Dataset entries:
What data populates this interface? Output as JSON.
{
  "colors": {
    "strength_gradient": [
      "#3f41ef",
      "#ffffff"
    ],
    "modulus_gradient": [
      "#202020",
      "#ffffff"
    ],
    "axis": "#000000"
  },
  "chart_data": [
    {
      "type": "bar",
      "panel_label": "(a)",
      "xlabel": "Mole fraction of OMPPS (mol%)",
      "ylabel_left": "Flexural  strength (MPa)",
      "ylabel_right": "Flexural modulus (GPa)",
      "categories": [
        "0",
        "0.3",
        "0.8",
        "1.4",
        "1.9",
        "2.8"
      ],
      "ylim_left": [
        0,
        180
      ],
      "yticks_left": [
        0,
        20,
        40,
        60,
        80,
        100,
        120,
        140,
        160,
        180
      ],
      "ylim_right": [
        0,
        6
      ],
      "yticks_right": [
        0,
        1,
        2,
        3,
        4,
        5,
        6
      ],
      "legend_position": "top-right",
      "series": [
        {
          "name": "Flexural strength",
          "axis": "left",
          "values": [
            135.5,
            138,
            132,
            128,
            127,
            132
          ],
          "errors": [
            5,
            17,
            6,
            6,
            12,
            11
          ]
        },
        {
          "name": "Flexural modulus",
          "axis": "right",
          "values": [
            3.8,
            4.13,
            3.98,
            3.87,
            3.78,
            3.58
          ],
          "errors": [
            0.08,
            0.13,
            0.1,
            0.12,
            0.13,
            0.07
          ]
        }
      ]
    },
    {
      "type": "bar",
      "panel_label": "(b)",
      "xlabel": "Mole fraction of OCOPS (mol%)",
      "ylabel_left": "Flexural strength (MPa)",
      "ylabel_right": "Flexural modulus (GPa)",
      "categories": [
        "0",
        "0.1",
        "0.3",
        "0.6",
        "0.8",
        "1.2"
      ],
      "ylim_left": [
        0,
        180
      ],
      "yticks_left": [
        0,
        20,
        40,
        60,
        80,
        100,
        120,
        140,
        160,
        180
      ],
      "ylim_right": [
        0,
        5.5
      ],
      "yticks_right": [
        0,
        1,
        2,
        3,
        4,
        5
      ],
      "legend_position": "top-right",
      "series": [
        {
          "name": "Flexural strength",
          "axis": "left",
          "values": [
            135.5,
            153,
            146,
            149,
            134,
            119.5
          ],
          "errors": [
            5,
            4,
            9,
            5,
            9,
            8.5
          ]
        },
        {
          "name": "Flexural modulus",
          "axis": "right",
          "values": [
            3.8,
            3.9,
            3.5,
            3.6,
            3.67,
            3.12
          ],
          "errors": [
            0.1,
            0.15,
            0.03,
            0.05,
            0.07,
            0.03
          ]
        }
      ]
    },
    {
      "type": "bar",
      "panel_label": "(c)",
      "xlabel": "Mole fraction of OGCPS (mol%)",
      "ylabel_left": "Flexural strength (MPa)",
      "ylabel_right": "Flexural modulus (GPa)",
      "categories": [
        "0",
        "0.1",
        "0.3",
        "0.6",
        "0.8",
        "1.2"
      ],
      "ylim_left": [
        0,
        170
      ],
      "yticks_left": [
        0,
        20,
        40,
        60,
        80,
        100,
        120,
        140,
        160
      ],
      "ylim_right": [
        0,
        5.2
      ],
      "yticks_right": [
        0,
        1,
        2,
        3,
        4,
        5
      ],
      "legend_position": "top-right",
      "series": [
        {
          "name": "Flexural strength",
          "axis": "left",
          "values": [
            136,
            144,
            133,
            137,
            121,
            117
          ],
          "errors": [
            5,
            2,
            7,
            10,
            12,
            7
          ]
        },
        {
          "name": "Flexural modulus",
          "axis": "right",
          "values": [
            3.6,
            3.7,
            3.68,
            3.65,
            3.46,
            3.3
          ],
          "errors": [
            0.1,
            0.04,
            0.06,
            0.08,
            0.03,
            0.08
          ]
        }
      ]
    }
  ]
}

Set exercise:
Restate each entry exactly, skipping none.

Result of this task:
What data populates this interface? Output as JSON.
{
  "colors": {
    "strength_gradient": [
      "#3f41ef",
      "#ffffff"
    ],
    "modulus_gradient": [
      "#202020",
      "#ffffff"
    ],
    "axis": "#000000"
  },
  "chart_data": [
    {
      "type": "bar",
      "panel_label": "(a)",
      "xlabel": "Mole fraction of OMPPS (mol%)",
      "ylabel_left": "Flexural  strength (MPa)",
      "ylabel_right": "Flexural modulus (GPa)",
      "categories": [
        "0",
        "0.3",
        "0.8",
        "1.4",
        "1.9",
        "2.8"
      ],
      "ylim_left": [
        0,
        180
      ],
      "yticks_left": [
        0,
        20,
        40,
        60,
        80,
        100,
        120,
        140,
        160,
        180
      ],
      "ylim_right": [
        0,
        6
      ],
      "yticks_right": [
        0,
        1,
        2,
        3,
        4,
        5,
        6
      ],
      "legend_position": "top-right",
      "series": [
        {
          "name": "Flexural strength",
          "axis": "left",
          "values": [
            135.5,
            138,
            132,
            128,
            127,
            132
          ],
          "errors": [
            5,
            17,
            6,
            6,
            12,
            11
          ]
        },
        {
          "name": "Flexural modulus",
          "axis": "right",
          "values": [
            3.8,
            4.13,
            3.98,
            3.87,
            3.78,
            3.58
          ],
          "errors": [
            0.08,
            0.13,
            0.1,
            0.12,
            0.13,
            0.07
          ]
        }
      ]
    },
    {
      "type": "bar",
      "panel_label": "(b)",
      "xlabel": "Mole fraction of OCOPS (mol%)",
      "ylabel_left": "Flexural strength (MPa)",
      "ylabel_right": "Flexural modulus (GPa)",
      "categories": [
        "0",
        "0.1",
        "0.3",
        "0.6",
        "0.8",
        "1.2"
      ],
      "ylim_left": [
        0,
        180
      ],
      "yticks_left": [
        0,
        20,
        40,
        60,
        80,
        100,
        120,
        140,
        160,
        180
      ],
      "ylim_right": [
        0,
        5.5
      ],
      "yticks_right": [
        0,
        1,
        2,
        3,
        4,
        5
      ],
      "legend_position": "top-right",
      "series": [
        {
          "name": "Flexural strength",
          "axis": "left",
          "values": [
            135.5,
            153,
            146,
            149,
            134,
            119.5
          ],
          "errors": [
            5,
            4,
            9,
            5,
            9,
            8.5
          ]
        },
        {
          "name": "Flexural modulus",
          "axis": "right",
          "values": [
            3.8,
            3.9,
            3.5,
            3.6,
            3.67,
            3.12
          ],
          "errors": [
            0.1,
            0.15,
            0.03,
            0.05,
            0.07,
            0.03
          ]
        }
      ]
    },
    {
      "type": "bar",
      "panel_label": "(c)",
      "xlabel": "Mole fraction of OGCPS (mol%)",
      "ylabel_left": "Flexural strength (MPa)",
      "ylabel_right": "Flexural modulus (GPa)",
      "categories": [
        "0",
        "0.1",
        "0.3",
        "0.6",
        "0.8",
        "1.2"
      ],
      "ylim_left": [
        0,
        170
      ],
      "yticks_left": [
        0,
        20,
        40,
        60,
        80,
        100,
        120,
        140,
        160
      ],
      "ylim_right": [
        0,
        5.2
      ],
      "yticks_right": [
        0,
        1,
        2,
        3,
        4,
        5
      ],
      "legend_position": "top-right",
      "series": [
        {
          "name": "Flexural strength",
          "axis": "left",
          "values": [
            136,
            144,
            133,
            137,
            121,
            117
          ],
          "errors": [
            5,
            2,
            7,
            10,
            12,
            7
          ]
        },
        {
          "name": "Flexural modulus",
          "axis": "right",
          "values": [
            3.6,
            3.7,
            3.68,
            3.65,
            3.46,
            3.3
          ],
          "errors": [
            0.1,
            0.04,
            0.06,
            0.08,
            0.03,
            0.08
          ]
        }
      ]
    }
  ]
}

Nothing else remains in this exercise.